■ DATA SHOWN
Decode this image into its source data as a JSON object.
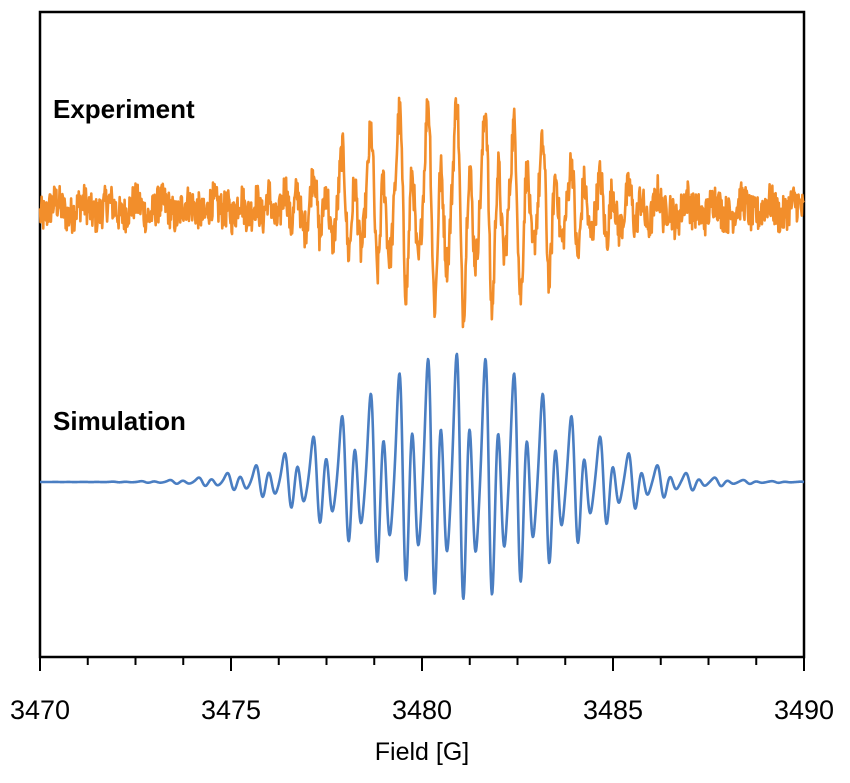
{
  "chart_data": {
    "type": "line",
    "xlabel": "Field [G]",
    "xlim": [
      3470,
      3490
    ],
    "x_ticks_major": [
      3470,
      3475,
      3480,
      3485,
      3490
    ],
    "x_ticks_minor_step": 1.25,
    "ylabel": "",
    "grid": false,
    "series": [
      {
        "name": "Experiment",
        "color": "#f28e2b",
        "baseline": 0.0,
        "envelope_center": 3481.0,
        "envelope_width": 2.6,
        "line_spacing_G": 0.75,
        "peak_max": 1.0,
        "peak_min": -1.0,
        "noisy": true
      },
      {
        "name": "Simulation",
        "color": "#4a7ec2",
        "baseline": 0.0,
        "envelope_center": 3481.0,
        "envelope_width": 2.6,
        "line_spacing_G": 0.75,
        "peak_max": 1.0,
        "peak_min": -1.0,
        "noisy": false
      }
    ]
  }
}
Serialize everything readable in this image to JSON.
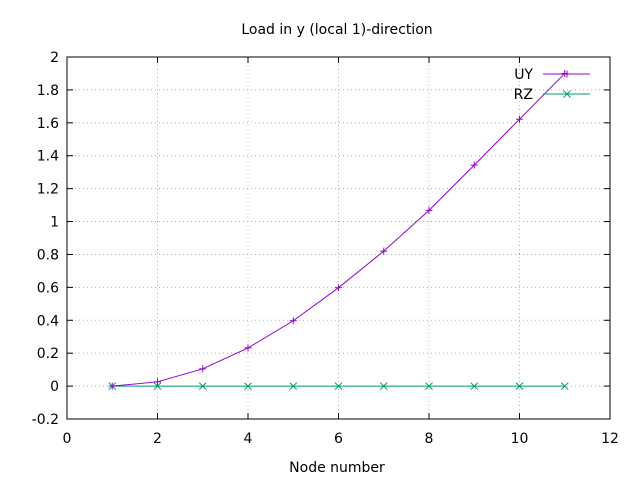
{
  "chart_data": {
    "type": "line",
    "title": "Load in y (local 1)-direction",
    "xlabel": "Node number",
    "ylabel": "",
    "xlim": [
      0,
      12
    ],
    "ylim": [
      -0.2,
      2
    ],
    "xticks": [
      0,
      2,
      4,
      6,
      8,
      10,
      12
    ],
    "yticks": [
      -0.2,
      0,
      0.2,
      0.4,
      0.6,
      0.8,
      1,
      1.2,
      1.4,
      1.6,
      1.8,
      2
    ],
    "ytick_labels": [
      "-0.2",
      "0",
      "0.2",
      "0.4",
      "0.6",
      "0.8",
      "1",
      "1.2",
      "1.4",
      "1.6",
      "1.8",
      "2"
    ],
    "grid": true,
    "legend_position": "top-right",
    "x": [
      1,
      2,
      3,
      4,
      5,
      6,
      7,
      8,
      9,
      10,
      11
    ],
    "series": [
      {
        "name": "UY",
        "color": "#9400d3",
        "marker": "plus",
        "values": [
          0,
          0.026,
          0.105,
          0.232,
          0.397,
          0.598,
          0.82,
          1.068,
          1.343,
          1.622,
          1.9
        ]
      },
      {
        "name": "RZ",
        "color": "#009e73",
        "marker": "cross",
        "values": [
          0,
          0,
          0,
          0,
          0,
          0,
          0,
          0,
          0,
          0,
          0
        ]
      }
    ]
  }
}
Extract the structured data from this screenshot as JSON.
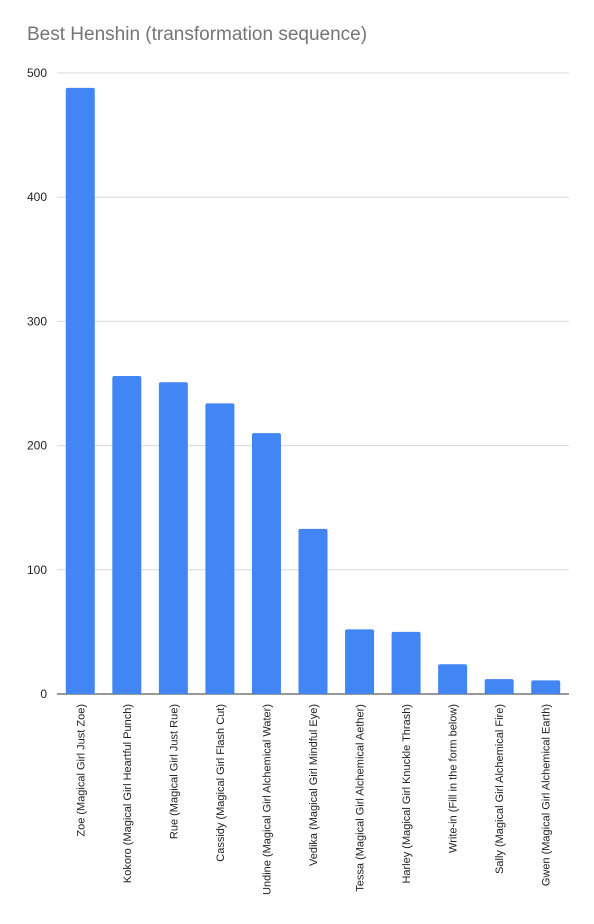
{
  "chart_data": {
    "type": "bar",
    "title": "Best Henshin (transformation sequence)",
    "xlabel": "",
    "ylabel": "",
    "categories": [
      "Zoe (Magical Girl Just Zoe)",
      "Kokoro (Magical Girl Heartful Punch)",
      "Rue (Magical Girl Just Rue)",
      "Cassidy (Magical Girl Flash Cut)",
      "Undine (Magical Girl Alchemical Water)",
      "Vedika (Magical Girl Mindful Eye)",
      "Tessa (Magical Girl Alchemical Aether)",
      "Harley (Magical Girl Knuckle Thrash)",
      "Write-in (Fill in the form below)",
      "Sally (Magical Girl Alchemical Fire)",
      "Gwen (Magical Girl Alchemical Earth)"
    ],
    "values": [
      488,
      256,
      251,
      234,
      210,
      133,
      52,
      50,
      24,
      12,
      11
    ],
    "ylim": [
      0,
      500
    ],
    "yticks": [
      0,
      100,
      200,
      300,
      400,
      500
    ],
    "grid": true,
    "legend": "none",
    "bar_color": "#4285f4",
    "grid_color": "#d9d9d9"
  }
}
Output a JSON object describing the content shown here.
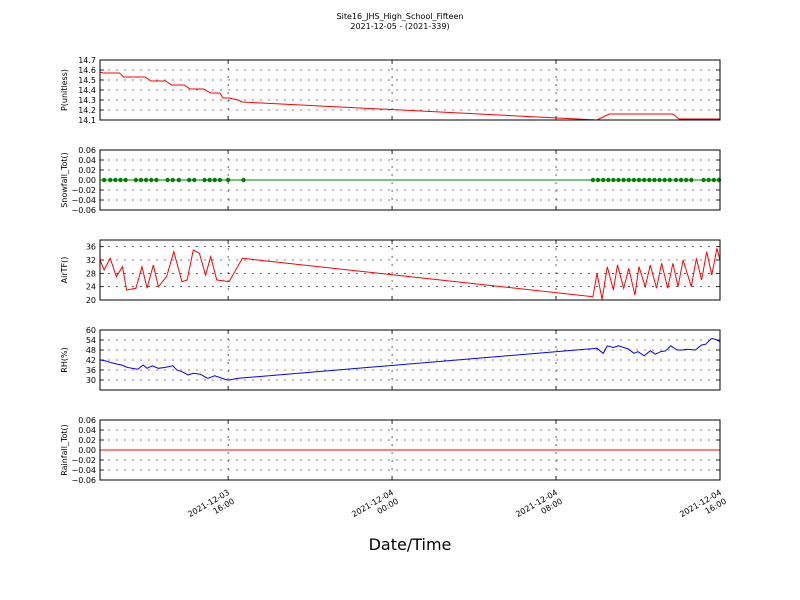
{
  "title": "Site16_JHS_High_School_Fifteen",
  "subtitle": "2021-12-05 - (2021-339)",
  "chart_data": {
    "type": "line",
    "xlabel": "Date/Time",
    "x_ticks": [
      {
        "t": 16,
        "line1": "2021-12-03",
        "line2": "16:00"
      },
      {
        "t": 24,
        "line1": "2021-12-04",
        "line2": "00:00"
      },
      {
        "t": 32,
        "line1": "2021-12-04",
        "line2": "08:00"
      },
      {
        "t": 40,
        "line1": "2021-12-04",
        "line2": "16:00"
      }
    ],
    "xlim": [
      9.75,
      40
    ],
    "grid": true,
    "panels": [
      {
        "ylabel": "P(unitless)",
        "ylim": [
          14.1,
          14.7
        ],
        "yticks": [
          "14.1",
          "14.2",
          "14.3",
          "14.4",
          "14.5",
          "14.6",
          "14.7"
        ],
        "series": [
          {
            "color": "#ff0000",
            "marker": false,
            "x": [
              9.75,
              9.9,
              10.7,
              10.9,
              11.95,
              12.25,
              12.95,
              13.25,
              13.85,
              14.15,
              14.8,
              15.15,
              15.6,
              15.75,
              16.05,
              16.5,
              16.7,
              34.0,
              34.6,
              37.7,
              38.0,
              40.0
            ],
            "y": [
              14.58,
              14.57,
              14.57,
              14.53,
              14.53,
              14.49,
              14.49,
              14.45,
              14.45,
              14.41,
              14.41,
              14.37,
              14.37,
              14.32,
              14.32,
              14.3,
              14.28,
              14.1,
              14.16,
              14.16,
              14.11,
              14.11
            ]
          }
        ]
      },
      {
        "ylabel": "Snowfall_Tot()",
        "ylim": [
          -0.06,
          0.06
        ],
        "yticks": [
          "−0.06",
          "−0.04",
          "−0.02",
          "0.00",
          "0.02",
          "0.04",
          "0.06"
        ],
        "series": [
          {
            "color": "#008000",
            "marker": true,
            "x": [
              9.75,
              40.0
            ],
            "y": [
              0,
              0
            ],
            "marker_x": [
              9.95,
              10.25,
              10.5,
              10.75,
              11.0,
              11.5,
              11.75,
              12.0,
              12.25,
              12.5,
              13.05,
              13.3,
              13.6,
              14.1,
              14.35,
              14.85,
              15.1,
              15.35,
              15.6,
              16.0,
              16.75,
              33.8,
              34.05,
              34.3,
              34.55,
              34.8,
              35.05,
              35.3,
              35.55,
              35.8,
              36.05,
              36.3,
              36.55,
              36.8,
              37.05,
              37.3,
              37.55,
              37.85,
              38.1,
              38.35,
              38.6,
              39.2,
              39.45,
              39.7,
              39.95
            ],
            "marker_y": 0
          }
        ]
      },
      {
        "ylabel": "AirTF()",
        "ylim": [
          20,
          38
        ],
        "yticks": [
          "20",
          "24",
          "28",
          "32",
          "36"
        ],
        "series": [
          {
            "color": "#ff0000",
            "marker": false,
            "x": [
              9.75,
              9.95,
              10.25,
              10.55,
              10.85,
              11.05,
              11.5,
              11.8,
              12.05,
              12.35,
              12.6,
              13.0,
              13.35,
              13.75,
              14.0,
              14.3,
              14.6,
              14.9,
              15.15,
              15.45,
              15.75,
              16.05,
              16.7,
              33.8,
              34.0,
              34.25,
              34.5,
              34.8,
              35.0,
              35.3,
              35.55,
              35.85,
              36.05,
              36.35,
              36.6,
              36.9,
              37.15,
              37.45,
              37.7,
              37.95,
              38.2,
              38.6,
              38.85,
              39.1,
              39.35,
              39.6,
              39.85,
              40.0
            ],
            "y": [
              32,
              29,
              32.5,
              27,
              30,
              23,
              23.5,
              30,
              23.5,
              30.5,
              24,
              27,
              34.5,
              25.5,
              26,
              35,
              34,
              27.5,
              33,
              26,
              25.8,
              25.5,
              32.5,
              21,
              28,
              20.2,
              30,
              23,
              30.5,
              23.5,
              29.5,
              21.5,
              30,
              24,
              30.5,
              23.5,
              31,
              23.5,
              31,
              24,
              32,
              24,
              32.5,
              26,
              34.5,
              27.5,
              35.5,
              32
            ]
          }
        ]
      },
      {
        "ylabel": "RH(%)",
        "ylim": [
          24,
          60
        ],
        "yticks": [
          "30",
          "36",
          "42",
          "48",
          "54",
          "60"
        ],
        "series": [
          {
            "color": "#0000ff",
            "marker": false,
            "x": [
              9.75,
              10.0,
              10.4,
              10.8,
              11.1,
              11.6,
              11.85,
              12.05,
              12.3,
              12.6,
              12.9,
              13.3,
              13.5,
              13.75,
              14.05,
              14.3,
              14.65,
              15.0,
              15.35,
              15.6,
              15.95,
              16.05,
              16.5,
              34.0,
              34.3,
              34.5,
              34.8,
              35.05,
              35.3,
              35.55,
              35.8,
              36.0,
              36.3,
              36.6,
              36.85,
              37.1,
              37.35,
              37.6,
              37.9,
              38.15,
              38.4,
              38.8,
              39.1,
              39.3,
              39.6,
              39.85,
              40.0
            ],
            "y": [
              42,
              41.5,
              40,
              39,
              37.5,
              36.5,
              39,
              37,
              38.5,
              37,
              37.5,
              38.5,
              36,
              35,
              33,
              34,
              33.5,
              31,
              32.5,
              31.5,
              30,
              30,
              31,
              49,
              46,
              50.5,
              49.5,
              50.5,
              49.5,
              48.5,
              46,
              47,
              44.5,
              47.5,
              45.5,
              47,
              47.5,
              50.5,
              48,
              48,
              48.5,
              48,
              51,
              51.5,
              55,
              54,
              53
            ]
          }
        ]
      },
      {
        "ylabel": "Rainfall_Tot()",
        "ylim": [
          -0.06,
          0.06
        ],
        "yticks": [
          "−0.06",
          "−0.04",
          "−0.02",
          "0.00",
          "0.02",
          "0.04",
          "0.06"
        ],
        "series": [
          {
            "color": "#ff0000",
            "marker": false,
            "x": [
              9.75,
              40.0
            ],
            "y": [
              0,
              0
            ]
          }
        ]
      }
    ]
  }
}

■ INSTRUCTIONS TO FOLLOW
Report how many lines of the preceding records include "JSON". Output the number only.

■ SOLUTION TO THIS PROBLEM
4